- [Exercise]: Set down each line of the data below exactly as it stands, dropping the pictures.

## START

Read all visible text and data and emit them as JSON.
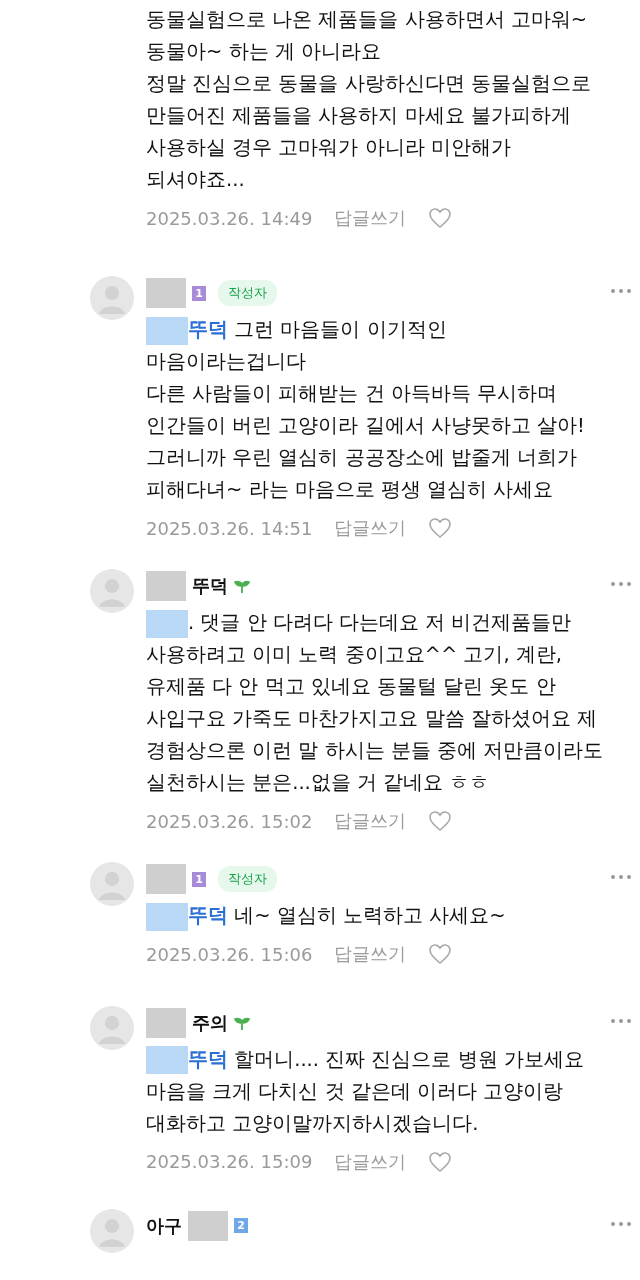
{
  "comments": [
    {
      "body": [
        {
          "kind": "text",
          "text": "동물실험으로 나온 제품들을 사용하면서 고마워~ 동물아~ 하는 게 아니라요\n정말 진심으로 동물을 사랑하신다면 동물실험으로 만들어진 제품들을 사용하지 마세요 불가피하게 사용하실 경우 고마워가 아니라 미안해가 되셔야죠..."
        }
      ],
      "date": "2025.03.26. 14:49",
      "reply": "답글쓰기",
      "liked": false
    },
    {
      "author": [
        {
          "kind": "redacted"
        },
        {
          "kind": "level",
          "text": "1",
          "color": "#a78bd8"
        },
        {
          "kind": "writer",
          "text": "작성자"
        }
      ],
      "body": [
        {
          "kind": "redacted"
        },
        {
          "kind": "mention",
          "text": "뚜덕"
        },
        {
          "kind": "text",
          "text": " 그런 마음들이 이기적인 마음이라는겁니다\n다른 사람들이 피해받는 건 아득바득 무시하며 인간들이 버린 고양이라 길에서 사냥못하고 살아! 그러니까 우린 열심히 공공장소에 밥줄게 너희가 피해다녀~ 라는 마음으로 평생 열심히 사세요"
        }
      ],
      "date": "2025.03.26. 14:51",
      "reply": "답글쓰기",
      "liked": false
    },
    {
      "author": [
        {
          "kind": "redacted"
        },
        {
          "kind": "name",
          "text": "뚜덕"
        },
        {
          "kind": "sprout"
        }
      ],
      "body": [
        {
          "kind": "redacted"
        },
        {
          "kind": "text",
          "text": ". 댓글 안 다려다 다는데요 저 비건제품들만 사용하려고 이미 노력 중이고요^^ 고기, 계란, 유제품 다 안 먹고 있네요 동물털 달린 옷도 안 사입구요 가죽도 마찬가지고요 말씀 잘하셨어요 제 경험상으론 이런 말 하시는 분들 중에 저만큼이라도 실천하시는 분은...없을 거 같네요 ㅎㅎ"
        }
      ],
      "date": "2025.03.26. 15:02",
      "reply": "답글쓰기",
      "liked": false
    },
    {
      "author": [
        {
          "kind": "redacted"
        },
        {
          "kind": "level",
          "text": "1",
          "color": "#a78bd8"
        },
        {
          "kind": "writer",
          "text": "작성자"
        }
      ],
      "body": [
        {
          "kind": "redacted"
        },
        {
          "kind": "mention",
          "text": "뚜덕"
        },
        {
          "kind": "text",
          "text": " 네~ 열심히 노력하고 사세요~"
        }
      ],
      "date": "2025.03.26. 15:06",
      "reply": "답글쓰기",
      "liked": false
    },
    {
      "author": [
        {
          "kind": "redacted"
        },
        {
          "kind": "name",
          "text": "주의"
        },
        {
          "kind": "sprout"
        }
      ],
      "body": [
        {
          "kind": "redacted"
        },
        {
          "kind": "mention",
          "text": "뚜덕"
        },
        {
          "kind": "text",
          "text": " 할머니.... 진짜 진심으로 병원 가보세요\n마음을 크게 다치신 것 같은데 이러다 고양이랑 대화하고 고양이말까지하시겠습니다."
        }
      ],
      "date": "2025.03.26. 15:09",
      "reply": "답글쓰기",
      "liked": false
    },
    {
      "author": [
        {
          "kind": "name",
          "text": "아구"
        },
        {
          "kind": "redacted"
        },
        {
          "kind": "level",
          "text": "2",
          "color": "#6fa8e8"
        }
      ]
    }
  ]
}
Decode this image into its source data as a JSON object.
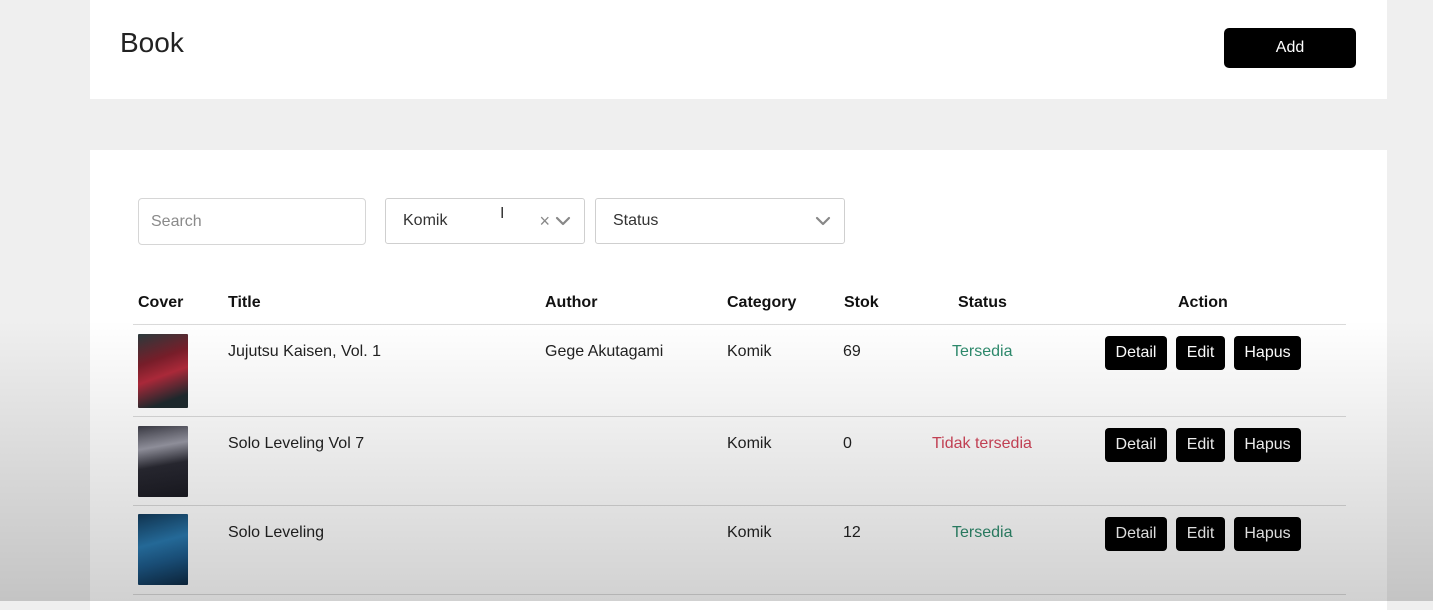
{
  "header": {
    "title": "Book",
    "add_label": "Add"
  },
  "filters": {
    "search_placeholder": "Search",
    "category_value": "Komik",
    "status_placeholder": "Status"
  },
  "table": {
    "columns": [
      "Cover",
      "Title",
      "Author",
      "Category",
      "Stok",
      "Status",
      "Action"
    ],
    "action_labels": {
      "detail": "Detail",
      "edit": "Edit",
      "delete": "Hapus"
    },
    "rows": [
      {
        "title": "Jujutsu Kaisen, Vol. 1",
        "author": "Gege Akutagami",
        "category": "Komik",
        "stok": "69",
        "status": "Tersedia"
      },
      {
        "title": "Solo Leveling Vol 7",
        "author": "",
        "category": "Komik",
        "stok": "0",
        "status": "Tidak tersedia"
      },
      {
        "title": "Solo Leveling",
        "author": "",
        "category": "Komik",
        "stok": "12",
        "status": "Tersedia"
      }
    ]
  },
  "colors": {
    "available": "#2e8b6d",
    "unavailable": "#d1455a",
    "button": "#000000",
    "background": "#efefef"
  },
  "icons": [
    "clear-icon",
    "chevron-down-icon",
    "text-cursor-icon",
    "book-cover-image"
  ]
}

## END

- [Reply to the task]:
Read all visible text and data and emit them as JSON.
{
  "comments": [
    {
      "body": [
        {
          "kind": "text",
          "text": "동물실험으로 나온 제품들을 사용하면서 고마워~ 동물아~ 하는 게 아니라요\n정말 진심으로 동물을 사랑하신다면 동물실험으로 만들어진 제품들을 사용하지 마세요 불가피하게 사용하실 경우 고마워가 아니라 미안해가 되셔야죠..."
        }
      ],
      "date": "2025.03.26. 14:49",
      "reply": "답글쓰기",
      "liked": false
    },
    {
      "author": [
        {
          "kind": "redacted"
        },
        {
          "kind": "level",
          "text": "1",
          "color": "#a78bd8"
        },
        {
          "kind": "writer",
          "text": "작성자"
        }
      ],
      "body": [
        {
          "kind": "redacted"
        },
        {
          "kind": "mention",
          "text": "뚜덕"
        },
        {
          "kind": "text",
          "text": " 그런 마음들이 이기적인 마음이라는겁니다\n다른 사람들이 피해받는 건 아득바득 무시하며 인간들이 버린 고양이라 길에서 사냥못하고 살아! 그러니까 우린 열심히 공공장소에 밥줄게 너희가 피해다녀~ 라는 마음으로 평생 열심히 사세요"
        }
      ],
      "date": "2025.03.26. 14:51",
      "reply": "답글쓰기",
      "liked": false
    },
    {
      "author": [
        {
          "kind": "redacted"
        },
        {
          "kind": "name",
          "text": "뚜덕"
        },
        {
          "kind": "sprout"
        }
      ],
      "body": [
        {
          "kind": "redacted"
        },
        {
          "kind": "text",
          "text": ". 댓글 안 다려다 다는데요 저 비건제품들만 사용하려고 이미 노력 중이고요^^ 고기, 계란, 유제품 다 안 먹고 있네요 동물털 달린 옷도 안 사입구요 가죽도 마찬가지고요 말씀 잘하셨어요 제 경험상으론 이런 말 하시는 분들 중에 저만큼이라도 실천하시는 분은...없을 거 같네요 ㅎㅎ"
        }
      ],
      "date": "2025.03.26. 15:02",
      "reply": "답글쓰기",
      "liked": false
    },
    {
      "author": [
        {
          "kind": "redacted"
        },
        {
          "kind": "level",
          "text": "1",
          "color": "#a78bd8"
        },
        {
          "kind": "writer",
          "text": "작성자"
        }
      ],
      "body": [
        {
          "kind": "redacted"
        },
        {
          "kind": "mention",
          "text": "뚜덕"
        },
        {
          "kind": "text",
          "text": " 네~ 열심히 노력하고 사세요~"
        }
      ],
      "date": "2025.03.26. 15:06",
      "reply": "답글쓰기",
      "liked": false
    },
    {
      "author": [
        {
          "kind": "redacted"
        },
        {
          "kind": "name",
          "text": "주의"
        },
        {
          "kind": "sprout"
        }
      ],
      "body": [
        {
          "kind": "redacted"
        },
        {
          "kind": "mention",
          "text": "뚜덕"
        },
        {
          "kind": "text",
          "text": " 할머니.... 진짜 진심으로 병원 가보세요\n마음을 크게 다치신 것 같은데 이러다 고양이랑 대화하고 고양이말까지하시겠습니다."
        }
      ],
      "date": "2025.03.26. 15:09",
      "reply": "답글쓰기",
      "liked": false
    },
    {
      "author": [
        {
          "kind": "name",
          "text": "아구"
        },
        {
          "kind": "redacted"
        },
        {
          "kind": "level",
          "text": "2",
          "color": "#6fa8e8"
        }
      ]
    }
  ]
}
Decode this image into its source data as a JSON object.
{
  "header": {
    "title": "Book",
    "add_label": "Add"
  },
  "filters": {
    "search_placeholder": "Search",
    "category_value": "Komik",
    "status_placeholder": "Status"
  },
  "table": {
    "columns": [
      "Cover",
      "Title",
      "Author",
      "Category",
      "Stok",
      "Status",
      "Action"
    ],
    "action_labels": {
      "detail": "Detail",
      "edit": "Edit",
      "delete": "Hapus"
    },
    "rows": [
      {
        "title": "Jujutsu Kaisen, Vol. 1",
        "author": "Gege Akutagami",
        "category": "Komik",
        "stok": "69",
        "status": "Tersedia"
      },
      {
        "title": "Solo Leveling Vol 7",
        "author": "",
        "category": "Komik",
        "stok": "0",
        "status": "Tidak tersedia"
      },
      {
        "title": "Solo Leveling",
        "author": "",
        "category": "Komik",
        "stok": "12",
        "status": "Tersedia"
      }
    ]
  },
  "colors": {
    "available": "#2e8b6d",
    "unavailable": "#d1455a",
    "button": "#000000",
    "background": "#efefef"
  },
  "icons": [
    "clear-icon",
    "chevron-down-icon",
    "text-cursor-icon",
    "book-cover-image"
  ]
}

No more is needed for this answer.